• _Extracted entries_:
========
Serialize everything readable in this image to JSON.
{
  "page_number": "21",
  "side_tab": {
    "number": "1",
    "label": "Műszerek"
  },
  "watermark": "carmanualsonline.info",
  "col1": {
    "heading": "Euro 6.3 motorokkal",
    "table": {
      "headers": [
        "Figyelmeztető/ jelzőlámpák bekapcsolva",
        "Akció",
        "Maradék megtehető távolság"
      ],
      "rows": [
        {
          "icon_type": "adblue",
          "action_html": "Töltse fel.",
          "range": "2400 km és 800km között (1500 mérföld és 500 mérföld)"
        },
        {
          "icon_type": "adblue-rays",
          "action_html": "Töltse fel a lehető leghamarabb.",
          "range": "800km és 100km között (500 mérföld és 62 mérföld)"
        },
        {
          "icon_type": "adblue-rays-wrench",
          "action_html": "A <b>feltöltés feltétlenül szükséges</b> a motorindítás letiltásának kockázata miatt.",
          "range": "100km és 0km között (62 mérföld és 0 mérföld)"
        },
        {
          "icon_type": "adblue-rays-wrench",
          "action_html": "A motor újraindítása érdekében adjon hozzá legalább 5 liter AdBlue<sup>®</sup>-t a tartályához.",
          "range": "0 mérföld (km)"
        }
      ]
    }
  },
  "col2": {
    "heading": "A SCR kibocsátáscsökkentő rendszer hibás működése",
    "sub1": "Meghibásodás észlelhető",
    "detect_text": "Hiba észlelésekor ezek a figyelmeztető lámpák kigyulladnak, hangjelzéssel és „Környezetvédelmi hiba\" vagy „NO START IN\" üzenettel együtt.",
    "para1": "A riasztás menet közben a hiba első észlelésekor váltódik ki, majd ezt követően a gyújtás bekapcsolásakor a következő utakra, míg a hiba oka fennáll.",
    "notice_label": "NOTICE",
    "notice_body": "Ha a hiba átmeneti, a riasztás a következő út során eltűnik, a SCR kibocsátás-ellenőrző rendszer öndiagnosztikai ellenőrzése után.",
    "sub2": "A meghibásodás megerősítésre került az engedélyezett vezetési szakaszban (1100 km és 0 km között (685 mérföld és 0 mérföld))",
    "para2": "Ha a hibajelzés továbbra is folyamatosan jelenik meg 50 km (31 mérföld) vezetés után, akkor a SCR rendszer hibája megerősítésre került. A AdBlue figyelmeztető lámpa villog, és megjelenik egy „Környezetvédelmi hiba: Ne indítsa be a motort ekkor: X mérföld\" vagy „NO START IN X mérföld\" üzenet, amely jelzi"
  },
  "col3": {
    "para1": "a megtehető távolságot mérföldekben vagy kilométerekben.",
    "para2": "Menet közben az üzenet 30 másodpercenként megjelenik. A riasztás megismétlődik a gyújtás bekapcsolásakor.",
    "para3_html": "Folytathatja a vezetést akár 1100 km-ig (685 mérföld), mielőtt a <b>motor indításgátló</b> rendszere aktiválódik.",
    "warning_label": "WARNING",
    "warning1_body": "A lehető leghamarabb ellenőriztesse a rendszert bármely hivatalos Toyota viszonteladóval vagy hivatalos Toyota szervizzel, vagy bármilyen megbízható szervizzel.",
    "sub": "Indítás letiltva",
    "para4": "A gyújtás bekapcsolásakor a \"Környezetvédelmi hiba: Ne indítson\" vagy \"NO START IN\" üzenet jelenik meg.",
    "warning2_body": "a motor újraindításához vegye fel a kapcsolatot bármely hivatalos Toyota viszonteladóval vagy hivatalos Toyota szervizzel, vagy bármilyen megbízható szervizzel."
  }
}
========
• _Exercise description_:
Return each line that includes "bármilyen".

• _Response_:
    "warning1_body": "A lehető leghamarabb ellenőriztesse a rendszert bármely hivatalos Toyota viszonteladóval vagy hivatalos Toyota szervizzel, vagy bármilyen megbízható szervizzel.",
    "warning2_body": "a motor újraindításához vegye fel a kapcsolatot bármely hivatalos Toyota viszonteladóval vagy hivatalos Toyota szervizzel, vagy bármilyen megbízható szervizzel."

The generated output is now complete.